[Data items]
===============

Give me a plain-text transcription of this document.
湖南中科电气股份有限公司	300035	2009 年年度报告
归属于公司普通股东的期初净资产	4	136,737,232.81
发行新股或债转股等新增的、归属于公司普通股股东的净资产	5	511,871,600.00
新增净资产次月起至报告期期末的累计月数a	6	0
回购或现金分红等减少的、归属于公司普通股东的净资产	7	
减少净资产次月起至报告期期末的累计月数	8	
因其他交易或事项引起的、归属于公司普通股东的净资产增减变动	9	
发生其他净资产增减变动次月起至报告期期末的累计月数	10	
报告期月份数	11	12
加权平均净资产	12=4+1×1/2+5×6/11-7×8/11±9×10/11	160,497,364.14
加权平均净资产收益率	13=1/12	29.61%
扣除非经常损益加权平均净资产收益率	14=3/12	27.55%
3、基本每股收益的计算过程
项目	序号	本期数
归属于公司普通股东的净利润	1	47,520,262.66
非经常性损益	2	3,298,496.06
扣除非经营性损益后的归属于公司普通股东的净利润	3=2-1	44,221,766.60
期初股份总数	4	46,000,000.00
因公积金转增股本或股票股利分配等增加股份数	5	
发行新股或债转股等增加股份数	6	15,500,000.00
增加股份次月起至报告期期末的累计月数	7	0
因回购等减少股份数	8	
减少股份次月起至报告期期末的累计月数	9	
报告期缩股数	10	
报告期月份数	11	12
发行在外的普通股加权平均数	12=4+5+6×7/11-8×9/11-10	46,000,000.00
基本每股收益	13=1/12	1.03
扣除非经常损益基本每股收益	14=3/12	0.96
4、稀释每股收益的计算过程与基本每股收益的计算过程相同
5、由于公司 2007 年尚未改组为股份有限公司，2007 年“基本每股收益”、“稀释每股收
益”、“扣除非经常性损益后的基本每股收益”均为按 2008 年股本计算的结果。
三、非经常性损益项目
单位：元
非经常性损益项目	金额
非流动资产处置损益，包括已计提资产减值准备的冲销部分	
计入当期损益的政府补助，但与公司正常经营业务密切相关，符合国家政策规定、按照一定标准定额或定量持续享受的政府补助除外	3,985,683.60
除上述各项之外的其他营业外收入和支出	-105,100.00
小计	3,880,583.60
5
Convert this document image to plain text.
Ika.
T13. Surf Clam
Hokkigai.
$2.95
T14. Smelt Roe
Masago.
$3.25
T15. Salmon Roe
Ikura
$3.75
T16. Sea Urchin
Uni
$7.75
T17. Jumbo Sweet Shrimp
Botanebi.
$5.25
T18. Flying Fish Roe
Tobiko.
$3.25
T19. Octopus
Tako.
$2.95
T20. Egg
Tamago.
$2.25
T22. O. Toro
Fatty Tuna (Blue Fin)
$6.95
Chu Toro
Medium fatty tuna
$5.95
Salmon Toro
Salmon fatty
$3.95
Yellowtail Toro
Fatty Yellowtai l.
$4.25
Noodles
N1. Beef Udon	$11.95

===============

Written exercise — Without leaving anything out, give the entries again exactly.

Exercise output —
Give me a plain-text transcription of this document.
湖南中科电气股份有限公司	300035	2009 年年度报告
归属于公司普通股东的期初净资产	4	136,737,232.81
发行新股或债转股等新增的、归属于公司普通股股东的净资产	5	511,871,600.00
新增净资产次月起至报告期期末的累计月数a	6	0
回购或现金分红等减少的、归属于公司普通股东的净资产	7	
减少净资产次月起至报告期期末的累计月数	8	
因其他交易或事项引起的、归属于公司普通股东的净资产增减变动	9	
发生其他净资产增减变动次月起至报告期期末的累计月数	10	
报告期月份数	11	12
加权平均净资产	12=4+1×1/2+5×6/11-7×8/11±9×10/11	160,497,364.14
加权平均净资产收益率	13=1/12	29.61%
扣除非经常损益加权平均净资产收益率	14=3/12	27.55%
3、基本每股收益的计算过程
项目	序号	本期数
归属于公司普通股东的净利润	1	47,520,262.66
非经常性损益	2	3,298,496.06
扣除非经营性损益后的归属于公司普通股东的净利润	3=2-1	44,221,766.60
期初股份总数	4	46,000,000.00
因公积金转增股本或股票股利分配等增加股份数	5	
发行新股或债转股等增加股份数	6	15,500,000.00
增加股份次月起至报告期期末的累计月数	7	0
因回购等减少股份数	8	
减少股份次月起至报告期期末的累计月数	9	
报告期缩股数	10	
报告期月份数	11	12
发行在外的普通股加权平均数	12=4+5+6×7/11-8×9/11-10	46,000,000.00
基本每股收益	13=1/12	1.03
扣除非经常损益基本每股收益	14=3/12	0.96
4、稀释每股收益的计算过程与基本每股收益的计算过程相同
5、由于公司 2007 年尚未改组为股份有限公司，2007 年“基本每股收益”、“稀释每股收
益”、“扣除非经常性损益后的基本每股收益”均为按 2008 年股本计算的结果。
三、非经常性损益项目
单位：元
非经常性损益项目	金额
非流动资产处置损益，包括已计提资产减值准备的冲销部分	
计入当期损益的政府补助，但与公司正常经营业务密切相关，符合国家政策规定、按照一定标准定额或定量持续享受的政府补助除外	3,985,683.60
除上述各项之外的其他营业外收入和支出	-105,100.00
小计	3,880,583.60
5
Convert this document image to plain text.
Ika.
T13. Surf Clam
Hokkigai.
$2.95
T14. Smelt Roe
Masago.
$3.25
T15. Salmon Roe
Ikura
$3.75
T16. Sea Urchin
Uni
$7.75
T17. Jumbo Sweet Shrimp
Botanebi.
$5.25
T18. Flying Fish Roe
Tobiko.
$3.25
T19. Octopus
Tako.
$2.95
T20. Egg
Tamago.
$2.25
T22. O. Toro
Fatty Tuna (Blue Fin)
$6.95
Chu Toro
Medium fatty tuna
$5.95
Salmon Toro
Salmon fatty
$3.95
Yellowtail Toro
Fatty Yellowtai l.
$4.25
Noodles
N1. Beef Udon	$11.95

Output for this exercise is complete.